=== Stored dataset items ===
— BEGIN —

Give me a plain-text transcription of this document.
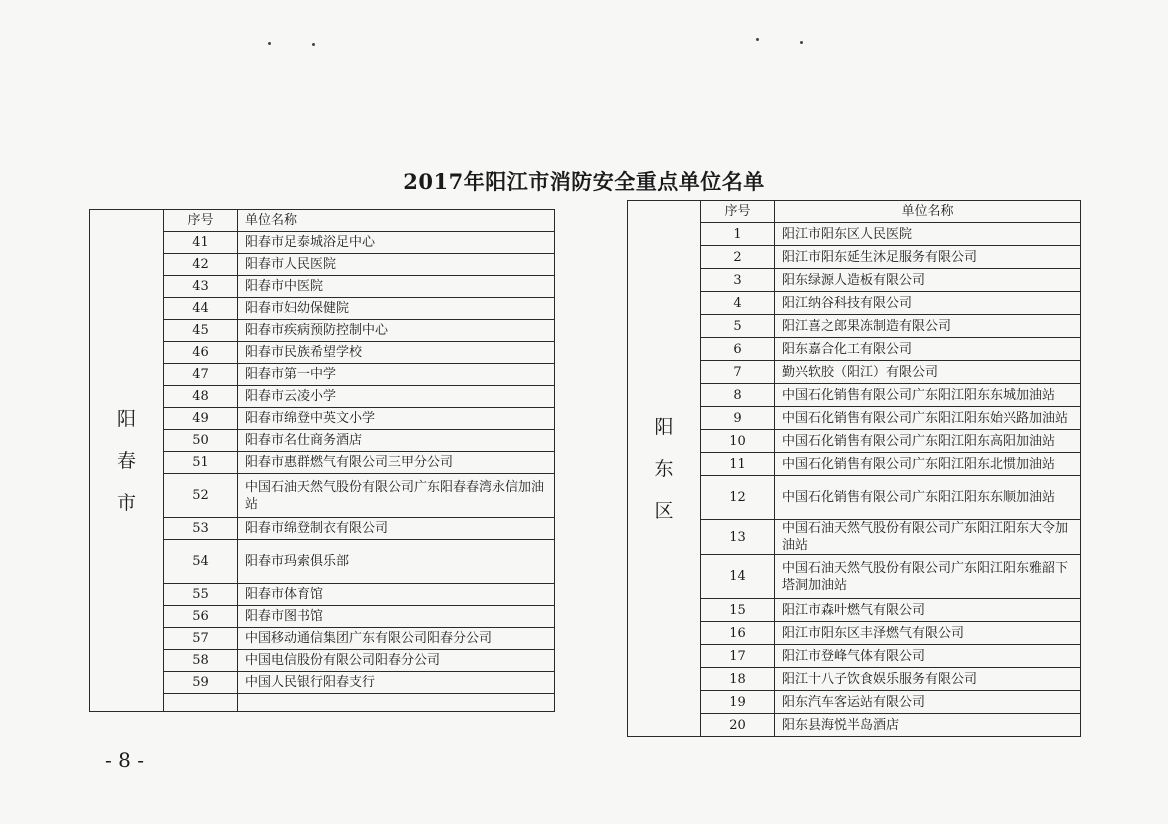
2017年阳江市消防安全重点单位名单
阳
春
市	序号	单位名称
	41	阳春市足泰城浴足中心
	42	阳春市人民医院
	43	阳春市中医院
	44	阳春市妇幼保健院
	45	阳春市疾病预防控制中心
	46	阳春市民族希望学校
	47	阳春市第一中学
	48	阳春市云凌小学
	49	阳春市绵登中英文小学
	50	阳春市名仕商务酒店
	51	阳春市惠群燃气有限公司三甲分公司
	52	中国石油天然气股份有限公司广东阳春春湾永信加油站
	53	阳春市绵登制衣有限公司
	54	阳春市玛索俱乐部
	55	阳春市体育馆
	56	阳春市图书馆
	57	中国移动通信集团广东有限公司阳春分公司
	58	中国电信股份有限公司阳春分公司
	59	中国人民银行阳春支行

阳
东
区	序号	单位名称
	1	阳江市阳东区人民医院
	2	阳江市阳东延生沐足服务有限公司
	3	阳东绿源人造板有限公司
	4	阳江纳谷科技有限公司
	5	阳江喜之郎果冻制造有限公司
	6	阳东嘉合化工有限公司
	7	勤兴软胶（阳江）有限公司
	8	中国石化销售有限公司广东阳江阳东东城加油站
	9	中国石化销售有限公司广东阳江阳东始兴路加油站
	10	中国石化销售有限公司广东阳江阳东高阳加油站
	11	中国石化销售有限公司广东阳江阳东北惯加油站
	12	中国石化销售有限公司广东阳江阳东东顺加油站
	13	中国石油天然气股份有限公司广东阳江阳东大令加油站
	14	中国石油天然气股份有限公司广东阳江阳东雅韶下塔洞加油站
	15	阳江市森叶燃气有限公司
	16	阳江市阳东区丰泽燃气有限公司
	17	阳江市登峰气体有限公司
	18	阳江十八子饮食娱乐服务有限公司
	19	阳东汽车客运站有限公司
	20	阳东县海悦半岛酒店
- 8 -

— END —

=== Task instructions ===
Without including any pictures, reproduce the listing exactly.

=== Output for this task ===
Give me a plain-text transcription of this document.
2017年阳江市消防安全重点单位名单
阳
春
市	序号	单位名称
	41	阳春市足泰城浴足中心
	42	阳春市人民医院
	43	阳春市中医院
	44	阳春市妇幼保健院
	45	阳春市疾病预防控制中心
	46	阳春市民族希望学校
	47	阳春市第一中学
	48	阳春市云凌小学
	49	阳春市绵登中英文小学
	50	阳春市名仕商务酒店
	51	阳春市惠群燃气有限公司三甲分公司
	52	中国石油天然气股份有限公司广东阳春春湾永信加油站
	53	阳春市绵登制衣有限公司
	54	阳春市玛索俱乐部
	55	阳春市体育馆
	56	阳春市图书馆
	57	中国移动通信集团广东有限公司阳春分公司
	58	中国电信股份有限公司阳春分公司
	59	中国人民银行阳春支行

阳
东
区	序号	单位名称
	1	阳江市阳东区人民医院
	2	阳江市阳东延生沐足服务有限公司
	3	阳东绿源人造板有限公司
	4	阳江纳谷科技有限公司
	5	阳江喜之郎果冻制造有限公司
	6	阳东嘉合化工有限公司
	7	勤兴软胶（阳江）有限公司
	8	中国石化销售有限公司广东阳江阳东东城加油站
	9	中国石化销售有限公司广东阳江阳东始兴路加油站
	10	中国石化销售有限公司广东阳江阳东高阳加油站
	11	中国石化销售有限公司广东阳江阳东北惯加油站
	12	中国石化销售有限公司广东阳江阳东东顺加油站
	13	中国石油天然气股份有限公司广东阳江阳东大令加油站
	14	中国石油天然气股份有限公司广东阳江阳东雅韶下塔洞加油站
	15	阳江市森叶燃气有限公司
	16	阳江市阳东区丰泽燃气有限公司
	17	阳江市登峰气体有限公司
	18	阳江十八子饮食娱乐服务有限公司
	19	阳东汽车客运站有限公司
	20	阳东县海悦半岛酒店
- 8 -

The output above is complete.